Dataset items
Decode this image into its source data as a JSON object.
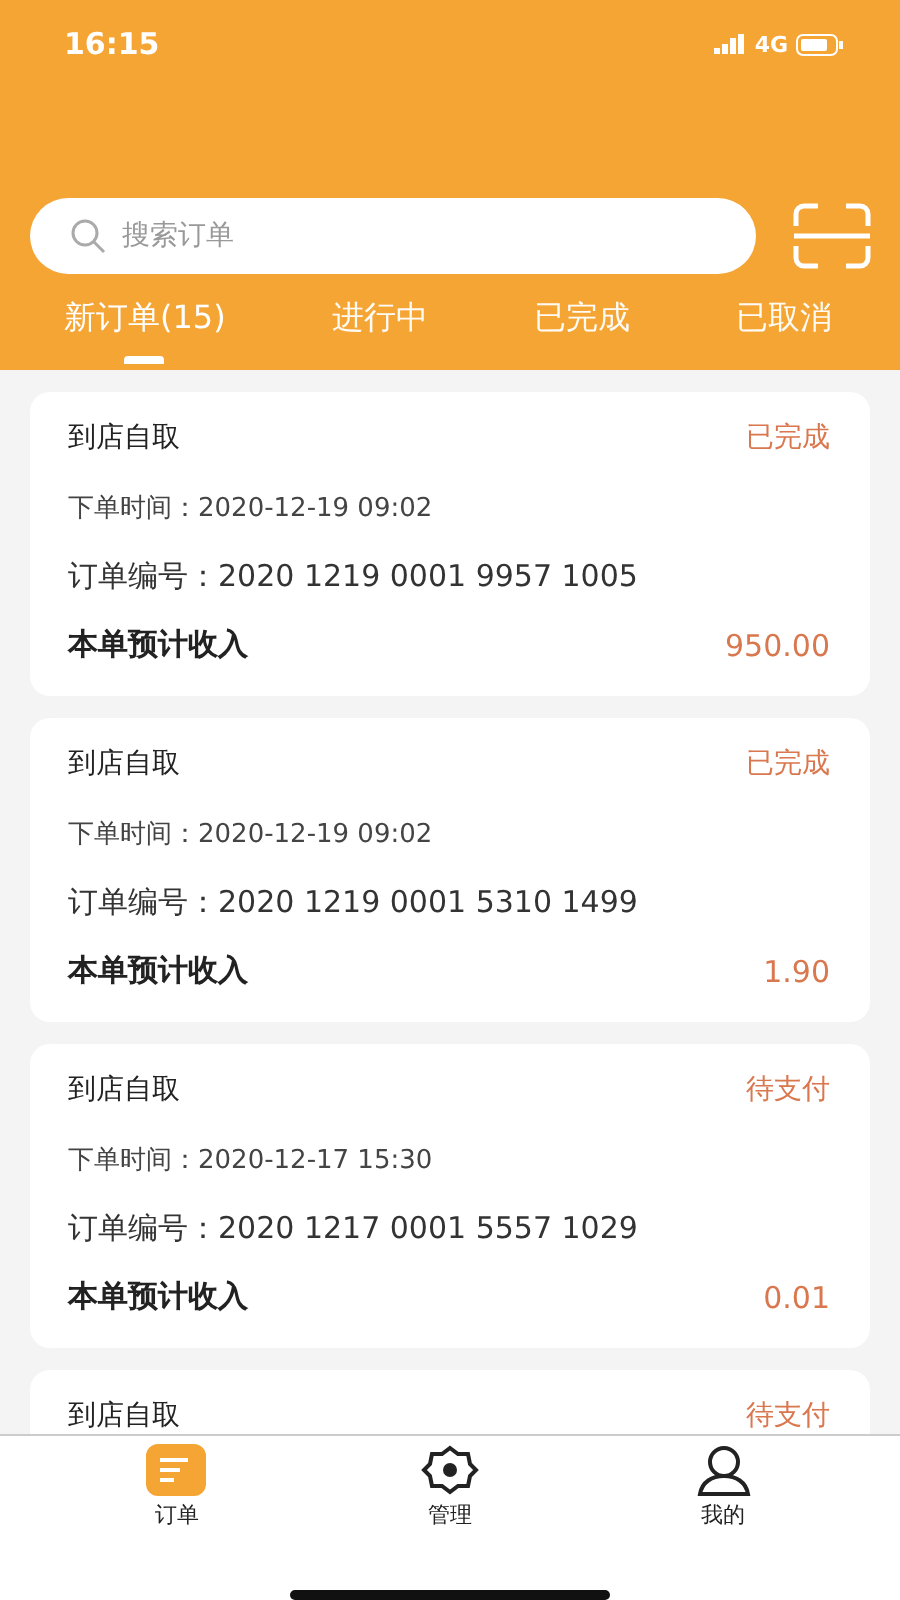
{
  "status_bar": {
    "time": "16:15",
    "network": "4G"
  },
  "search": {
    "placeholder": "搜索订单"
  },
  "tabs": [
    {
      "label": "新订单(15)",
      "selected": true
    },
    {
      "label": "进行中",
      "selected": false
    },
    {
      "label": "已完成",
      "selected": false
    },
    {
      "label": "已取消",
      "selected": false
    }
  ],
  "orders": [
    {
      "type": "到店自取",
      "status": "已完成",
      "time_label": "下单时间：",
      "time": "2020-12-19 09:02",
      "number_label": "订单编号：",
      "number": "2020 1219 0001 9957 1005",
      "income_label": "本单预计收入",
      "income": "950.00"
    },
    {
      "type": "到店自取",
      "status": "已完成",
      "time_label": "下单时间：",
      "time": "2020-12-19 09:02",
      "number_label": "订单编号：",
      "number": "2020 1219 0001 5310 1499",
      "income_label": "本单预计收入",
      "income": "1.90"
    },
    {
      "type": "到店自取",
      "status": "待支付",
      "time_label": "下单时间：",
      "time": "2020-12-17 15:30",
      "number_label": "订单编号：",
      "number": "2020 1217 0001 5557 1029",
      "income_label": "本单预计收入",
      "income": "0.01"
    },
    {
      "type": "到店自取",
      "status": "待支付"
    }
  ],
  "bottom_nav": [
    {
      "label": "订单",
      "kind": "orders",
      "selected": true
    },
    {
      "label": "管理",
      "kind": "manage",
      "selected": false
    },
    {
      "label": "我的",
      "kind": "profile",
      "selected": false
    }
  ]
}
--
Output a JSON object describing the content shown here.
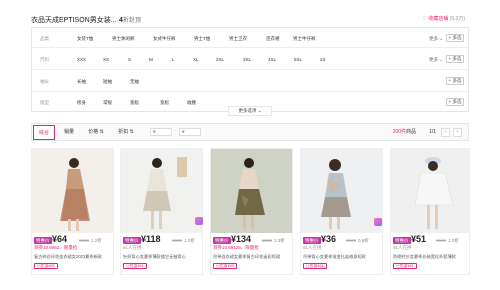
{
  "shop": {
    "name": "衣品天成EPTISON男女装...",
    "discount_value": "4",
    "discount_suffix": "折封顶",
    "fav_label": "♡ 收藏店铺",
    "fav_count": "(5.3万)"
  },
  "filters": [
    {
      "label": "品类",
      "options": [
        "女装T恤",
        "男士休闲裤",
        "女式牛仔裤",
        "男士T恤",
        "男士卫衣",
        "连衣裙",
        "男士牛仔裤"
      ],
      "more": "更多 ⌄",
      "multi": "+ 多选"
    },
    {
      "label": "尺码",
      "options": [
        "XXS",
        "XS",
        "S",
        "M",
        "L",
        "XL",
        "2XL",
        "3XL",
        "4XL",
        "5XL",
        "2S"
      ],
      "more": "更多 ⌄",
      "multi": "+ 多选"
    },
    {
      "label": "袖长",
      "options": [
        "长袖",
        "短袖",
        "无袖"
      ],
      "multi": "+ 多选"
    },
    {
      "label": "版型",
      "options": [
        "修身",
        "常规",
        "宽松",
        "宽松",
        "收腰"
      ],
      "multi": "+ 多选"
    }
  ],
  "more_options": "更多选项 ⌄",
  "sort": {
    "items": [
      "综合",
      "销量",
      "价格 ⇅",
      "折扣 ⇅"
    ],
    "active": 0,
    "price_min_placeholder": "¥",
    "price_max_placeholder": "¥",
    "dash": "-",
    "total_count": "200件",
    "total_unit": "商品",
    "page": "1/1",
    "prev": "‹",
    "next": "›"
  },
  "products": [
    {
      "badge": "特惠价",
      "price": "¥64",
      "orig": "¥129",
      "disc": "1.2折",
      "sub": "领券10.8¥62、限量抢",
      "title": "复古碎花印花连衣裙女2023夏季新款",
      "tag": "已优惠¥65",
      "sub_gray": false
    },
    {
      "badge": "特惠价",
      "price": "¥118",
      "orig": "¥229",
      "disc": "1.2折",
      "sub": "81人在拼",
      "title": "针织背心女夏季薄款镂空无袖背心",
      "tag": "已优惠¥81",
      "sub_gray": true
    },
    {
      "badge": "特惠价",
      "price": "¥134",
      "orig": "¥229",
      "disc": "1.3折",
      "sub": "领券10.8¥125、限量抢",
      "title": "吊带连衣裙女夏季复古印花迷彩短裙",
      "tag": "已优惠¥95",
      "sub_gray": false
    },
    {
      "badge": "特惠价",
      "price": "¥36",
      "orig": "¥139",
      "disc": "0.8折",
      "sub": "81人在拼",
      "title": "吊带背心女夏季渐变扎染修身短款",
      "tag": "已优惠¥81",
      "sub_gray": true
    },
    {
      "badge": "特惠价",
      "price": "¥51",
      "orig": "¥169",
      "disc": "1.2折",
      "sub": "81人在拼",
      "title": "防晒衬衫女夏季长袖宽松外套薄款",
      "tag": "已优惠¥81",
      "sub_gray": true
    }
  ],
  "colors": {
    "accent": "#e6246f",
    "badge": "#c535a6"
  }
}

The task: Copy out every line from the material above in which the word "kind" appears.

Result of this exercise:
      "kind": "orders",
      "kind": "manage",
      "kind": "profile",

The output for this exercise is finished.